Using the data below, repeat all of it precisely.
Begin
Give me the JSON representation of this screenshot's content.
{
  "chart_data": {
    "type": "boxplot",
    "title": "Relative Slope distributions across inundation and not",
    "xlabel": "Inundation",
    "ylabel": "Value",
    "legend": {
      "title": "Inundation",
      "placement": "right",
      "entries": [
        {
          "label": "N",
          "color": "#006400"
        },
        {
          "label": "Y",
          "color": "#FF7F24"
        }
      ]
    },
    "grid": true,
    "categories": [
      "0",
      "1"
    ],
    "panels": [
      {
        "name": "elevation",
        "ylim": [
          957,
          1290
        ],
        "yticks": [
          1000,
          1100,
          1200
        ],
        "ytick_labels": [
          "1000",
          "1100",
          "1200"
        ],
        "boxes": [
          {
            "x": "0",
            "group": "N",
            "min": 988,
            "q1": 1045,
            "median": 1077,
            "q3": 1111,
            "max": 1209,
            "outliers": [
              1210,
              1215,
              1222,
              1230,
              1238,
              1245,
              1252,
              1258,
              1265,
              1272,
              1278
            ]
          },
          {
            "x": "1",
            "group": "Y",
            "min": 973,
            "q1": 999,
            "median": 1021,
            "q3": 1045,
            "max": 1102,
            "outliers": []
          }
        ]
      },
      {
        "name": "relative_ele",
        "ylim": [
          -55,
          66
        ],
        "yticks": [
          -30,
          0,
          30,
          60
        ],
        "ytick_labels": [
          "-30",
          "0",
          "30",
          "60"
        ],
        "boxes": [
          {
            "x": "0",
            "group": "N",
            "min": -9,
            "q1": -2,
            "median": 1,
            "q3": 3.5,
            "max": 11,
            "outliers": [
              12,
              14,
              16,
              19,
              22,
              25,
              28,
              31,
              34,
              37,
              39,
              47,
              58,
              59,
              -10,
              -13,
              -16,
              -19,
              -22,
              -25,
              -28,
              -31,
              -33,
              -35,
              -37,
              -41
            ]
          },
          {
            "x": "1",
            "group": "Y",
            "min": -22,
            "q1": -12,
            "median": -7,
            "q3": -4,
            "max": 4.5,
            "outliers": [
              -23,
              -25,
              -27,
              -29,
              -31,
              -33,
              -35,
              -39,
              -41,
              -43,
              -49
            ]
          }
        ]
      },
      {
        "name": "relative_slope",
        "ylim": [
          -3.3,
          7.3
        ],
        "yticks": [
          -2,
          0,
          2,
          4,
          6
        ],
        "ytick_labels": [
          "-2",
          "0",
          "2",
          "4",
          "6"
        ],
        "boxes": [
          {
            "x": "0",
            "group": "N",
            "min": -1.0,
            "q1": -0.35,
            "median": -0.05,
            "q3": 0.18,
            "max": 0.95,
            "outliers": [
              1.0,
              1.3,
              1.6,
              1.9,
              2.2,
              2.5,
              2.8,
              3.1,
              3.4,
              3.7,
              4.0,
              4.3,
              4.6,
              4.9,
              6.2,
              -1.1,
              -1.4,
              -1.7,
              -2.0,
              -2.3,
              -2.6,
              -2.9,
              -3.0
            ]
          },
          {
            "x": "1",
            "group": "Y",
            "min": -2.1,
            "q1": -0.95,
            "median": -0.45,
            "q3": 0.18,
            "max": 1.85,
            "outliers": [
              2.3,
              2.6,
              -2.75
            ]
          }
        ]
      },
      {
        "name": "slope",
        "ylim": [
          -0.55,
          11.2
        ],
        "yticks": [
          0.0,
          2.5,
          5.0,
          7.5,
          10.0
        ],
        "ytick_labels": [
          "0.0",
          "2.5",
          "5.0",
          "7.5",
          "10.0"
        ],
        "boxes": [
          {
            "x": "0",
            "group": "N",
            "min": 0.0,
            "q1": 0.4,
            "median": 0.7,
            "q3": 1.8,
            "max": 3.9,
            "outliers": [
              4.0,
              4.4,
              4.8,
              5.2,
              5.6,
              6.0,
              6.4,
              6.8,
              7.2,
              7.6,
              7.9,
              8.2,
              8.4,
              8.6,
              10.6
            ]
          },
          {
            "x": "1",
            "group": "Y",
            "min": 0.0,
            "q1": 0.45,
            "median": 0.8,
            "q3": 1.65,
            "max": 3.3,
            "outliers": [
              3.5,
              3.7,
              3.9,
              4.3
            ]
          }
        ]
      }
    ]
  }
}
End
- [Finished exercise]
Give me the JSON representation of this screenshot's content.
{
  "chart_data": {
    "type": "boxplot",
    "title": "Relative Slope distributions across inundation and not",
    "xlabel": "Inundation",
    "ylabel": "Value",
    "legend": {
      "title": "Inundation",
      "placement": "right",
      "entries": [
        {
          "label": "N",
          "color": "#006400"
        },
        {
          "label": "Y",
          "color": "#FF7F24"
        }
      ]
    },
    "grid": true,
    "categories": [
      "0",
      "1"
    ],
    "panels": [
      {
        "name": "elevation",
        "ylim": [
          957,
          1290
        ],
        "yticks": [
          1000,
          1100,
          1200
        ],
        "ytick_labels": [
          "1000",
          "1100",
          "1200"
        ],
        "boxes": [
          {
            "x": "0",
            "group": "N",
            "min": 988,
            "q1": 1045,
            "median": 1077,
            "q3": 1111,
            "max": 1209,
            "outliers": [
              1210,
              1215,
              1222,
              1230,
              1238,
              1245,
              1252,
              1258,
              1265,
              1272,
              1278
            ]
          },
          {
            "x": "1",
            "group": "Y",
            "min": 973,
            "q1": 999,
            "median": 1021,
            "q3": 1045,
            "max": 1102,
            "outliers": []
          }
        ]
      },
      {
        "name": "relative_ele",
        "ylim": [
          -55,
          66
        ],
        "yticks": [
          -30,
          0,
          30,
          60
        ],
        "ytick_labels": [
          "-30",
          "0",
          "30",
          "60"
        ],
        "boxes": [
          {
            "x": "0",
            "group": "N",
            "min": -9,
            "q1": -2,
            "median": 1,
            "q3": 3.5,
            "max": 11,
            "outliers": [
              12,
              14,
              16,
              19,
              22,
              25,
              28,
              31,
              34,
              37,
              39,
              47,
              58,
              59,
              -10,
              -13,
              -16,
              -19,
              -22,
              -25,
              -28,
              -31,
              -33,
              -35,
              -37,
              -41
            ]
          },
          {
            "x": "1",
            "group": "Y",
            "min": -22,
            "q1": -12,
            "median": -7,
            "q3": -4,
            "max": 4.5,
            "outliers": [
              -23,
              -25,
              -27,
              -29,
              -31,
              -33,
              -35,
              -39,
              -41,
              -43,
              -49
            ]
          }
        ]
      },
      {
        "name": "relative_slope",
        "ylim": [
          -3.3,
          7.3
        ],
        "yticks": [
          -2,
          0,
          2,
          4,
          6
        ],
        "ytick_labels": [
          "-2",
          "0",
          "2",
          "4",
          "6"
        ],
        "boxes": [
          {
            "x": "0",
            "group": "N",
            "min": -1.0,
            "q1": -0.35,
            "median": -0.05,
            "q3": 0.18,
            "max": 0.95,
            "outliers": [
              1.0,
              1.3,
              1.6,
              1.9,
              2.2,
              2.5,
              2.8,
              3.1,
              3.4,
              3.7,
              4.0,
              4.3,
              4.6,
              4.9,
              6.2,
              -1.1,
              -1.4,
              -1.7,
              -2.0,
              -2.3,
              -2.6,
              -2.9,
              -3.0
            ]
          },
          {
            "x": "1",
            "group": "Y",
            "min": -2.1,
            "q1": -0.95,
            "median": -0.45,
            "q3": 0.18,
            "max": 1.85,
            "outliers": [
              2.3,
              2.6,
              -2.75
            ]
          }
        ]
      },
      {
        "name": "slope",
        "ylim": [
          -0.55,
          11.2
        ],
        "yticks": [
          0.0,
          2.5,
          5.0,
          7.5,
          10.0
        ],
        "ytick_labels": [
          "0.0",
          "2.5",
          "5.0",
          "7.5",
          "10.0"
        ],
        "boxes": [
          {
            "x": "0",
            "group": "N",
            "min": 0.0,
            "q1": 0.4,
            "median": 0.7,
            "q3": 1.8,
            "max": 3.9,
            "outliers": [
              4.0,
              4.4,
              4.8,
              5.2,
              5.6,
              6.0,
              6.4,
              6.8,
              7.2,
              7.6,
              7.9,
              8.2,
              8.4,
              8.6,
              10.6
            ]
          },
          {
            "x": "1",
            "group": "Y",
            "min": 0.0,
            "q1": 0.45,
            "median": 0.8,
            "q3": 1.65,
            "max": 3.3,
            "outliers": [
              3.5,
              3.7,
              3.9,
              4.3
            ]
          }
        ]
      }
    ]
  }
}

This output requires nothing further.